**STORED RECORDS:**
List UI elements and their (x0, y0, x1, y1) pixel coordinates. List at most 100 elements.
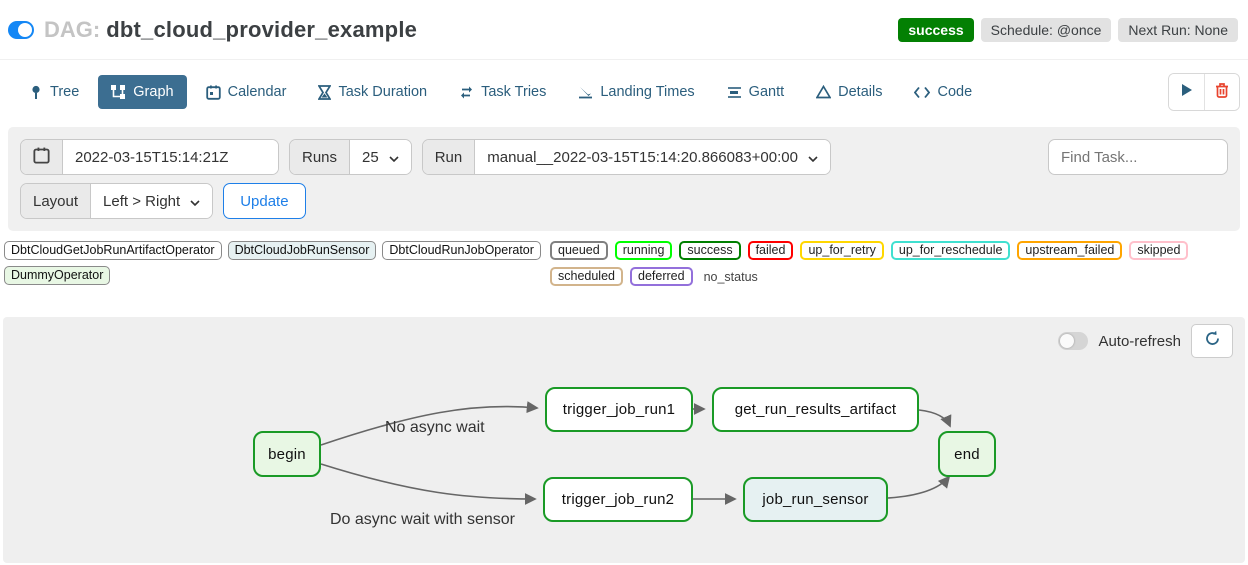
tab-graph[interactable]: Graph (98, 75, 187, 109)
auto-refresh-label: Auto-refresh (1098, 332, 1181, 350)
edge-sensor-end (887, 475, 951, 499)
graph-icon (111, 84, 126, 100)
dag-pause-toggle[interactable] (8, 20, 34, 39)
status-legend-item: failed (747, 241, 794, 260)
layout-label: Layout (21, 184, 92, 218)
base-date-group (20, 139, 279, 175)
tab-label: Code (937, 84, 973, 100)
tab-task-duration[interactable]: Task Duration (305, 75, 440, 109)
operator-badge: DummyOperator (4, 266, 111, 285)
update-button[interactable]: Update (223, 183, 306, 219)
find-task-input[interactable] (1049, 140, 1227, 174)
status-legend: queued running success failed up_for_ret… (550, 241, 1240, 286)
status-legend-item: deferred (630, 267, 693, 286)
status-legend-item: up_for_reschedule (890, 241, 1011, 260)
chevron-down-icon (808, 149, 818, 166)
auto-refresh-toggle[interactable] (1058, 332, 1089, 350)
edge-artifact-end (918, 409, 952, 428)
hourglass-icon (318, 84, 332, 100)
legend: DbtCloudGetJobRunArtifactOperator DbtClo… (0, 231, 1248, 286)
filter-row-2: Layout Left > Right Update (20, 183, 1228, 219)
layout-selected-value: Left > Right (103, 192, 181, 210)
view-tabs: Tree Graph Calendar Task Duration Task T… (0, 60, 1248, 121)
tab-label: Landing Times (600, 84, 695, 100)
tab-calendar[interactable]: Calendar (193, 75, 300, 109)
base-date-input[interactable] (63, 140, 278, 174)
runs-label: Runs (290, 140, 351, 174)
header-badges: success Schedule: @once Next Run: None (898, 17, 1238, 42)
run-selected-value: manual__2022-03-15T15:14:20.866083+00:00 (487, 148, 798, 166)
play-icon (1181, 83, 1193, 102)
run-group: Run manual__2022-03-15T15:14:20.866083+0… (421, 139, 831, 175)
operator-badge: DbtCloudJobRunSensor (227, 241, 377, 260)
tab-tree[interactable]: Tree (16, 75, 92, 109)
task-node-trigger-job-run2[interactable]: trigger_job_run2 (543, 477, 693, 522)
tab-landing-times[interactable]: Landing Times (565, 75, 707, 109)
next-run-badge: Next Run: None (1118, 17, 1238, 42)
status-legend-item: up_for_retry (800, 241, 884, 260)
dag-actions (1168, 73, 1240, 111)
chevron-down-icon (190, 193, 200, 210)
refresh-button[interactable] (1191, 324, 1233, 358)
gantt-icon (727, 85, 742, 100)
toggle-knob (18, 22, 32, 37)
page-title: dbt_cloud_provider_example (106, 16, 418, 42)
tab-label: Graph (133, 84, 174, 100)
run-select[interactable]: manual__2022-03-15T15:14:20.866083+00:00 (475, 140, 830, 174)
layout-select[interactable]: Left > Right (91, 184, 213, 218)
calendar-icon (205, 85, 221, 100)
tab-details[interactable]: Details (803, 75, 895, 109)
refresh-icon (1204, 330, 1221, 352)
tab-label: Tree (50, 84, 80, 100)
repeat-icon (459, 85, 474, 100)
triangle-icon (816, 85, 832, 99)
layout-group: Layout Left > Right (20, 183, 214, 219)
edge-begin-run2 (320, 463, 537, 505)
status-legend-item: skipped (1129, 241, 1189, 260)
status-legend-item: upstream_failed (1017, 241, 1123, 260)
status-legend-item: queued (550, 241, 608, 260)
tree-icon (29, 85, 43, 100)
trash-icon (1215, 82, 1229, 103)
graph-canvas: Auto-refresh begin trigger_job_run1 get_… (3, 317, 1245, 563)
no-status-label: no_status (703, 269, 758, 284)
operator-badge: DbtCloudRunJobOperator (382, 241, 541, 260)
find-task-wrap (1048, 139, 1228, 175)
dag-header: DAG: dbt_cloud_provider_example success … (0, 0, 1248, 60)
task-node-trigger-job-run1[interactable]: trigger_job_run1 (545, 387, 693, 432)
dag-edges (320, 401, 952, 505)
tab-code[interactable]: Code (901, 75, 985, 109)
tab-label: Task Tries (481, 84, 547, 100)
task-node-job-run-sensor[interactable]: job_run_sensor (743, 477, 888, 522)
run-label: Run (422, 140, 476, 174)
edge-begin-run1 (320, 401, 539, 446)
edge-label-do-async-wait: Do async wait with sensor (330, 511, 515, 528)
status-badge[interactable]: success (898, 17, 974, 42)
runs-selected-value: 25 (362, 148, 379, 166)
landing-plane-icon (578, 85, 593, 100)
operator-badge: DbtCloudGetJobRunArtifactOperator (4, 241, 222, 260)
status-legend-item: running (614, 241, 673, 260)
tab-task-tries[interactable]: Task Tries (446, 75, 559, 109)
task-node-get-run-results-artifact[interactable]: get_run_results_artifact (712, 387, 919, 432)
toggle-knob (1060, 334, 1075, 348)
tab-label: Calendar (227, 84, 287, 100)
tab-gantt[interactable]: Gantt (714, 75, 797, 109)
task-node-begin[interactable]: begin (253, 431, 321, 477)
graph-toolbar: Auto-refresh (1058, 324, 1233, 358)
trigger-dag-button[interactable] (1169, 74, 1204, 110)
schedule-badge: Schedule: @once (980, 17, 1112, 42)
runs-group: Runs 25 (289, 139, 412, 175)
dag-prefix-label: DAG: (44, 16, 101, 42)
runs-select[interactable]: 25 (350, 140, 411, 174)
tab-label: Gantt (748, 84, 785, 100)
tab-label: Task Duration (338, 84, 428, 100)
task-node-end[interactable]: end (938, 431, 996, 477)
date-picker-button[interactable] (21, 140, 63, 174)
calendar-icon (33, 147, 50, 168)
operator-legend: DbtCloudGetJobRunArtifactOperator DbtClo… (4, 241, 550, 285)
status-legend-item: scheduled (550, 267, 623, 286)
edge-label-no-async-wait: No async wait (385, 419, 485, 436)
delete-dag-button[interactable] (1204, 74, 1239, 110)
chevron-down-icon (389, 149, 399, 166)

**TASK BRIEF:**
Quote the records word for word, beginning at the line that has "tab-graph[interactable]: Graph (98, 75, 187, 109)" and ending after the line that has "status-legend-item: failed (747, 241, 794, 260)".

**CORRECT RESULT:**
tab-graph[interactable]: Graph (98, 75, 187, 109)
auto-refresh-label: Auto-refresh (1098, 332, 1181, 350)
edge-sensor-end (887, 475, 951, 499)
graph-icon (111, 84, 126, 100)
dag-pause-toggle[interactable] (8, 20, 34, 39)
status-legend-item: failed (747, 241, 794, 260)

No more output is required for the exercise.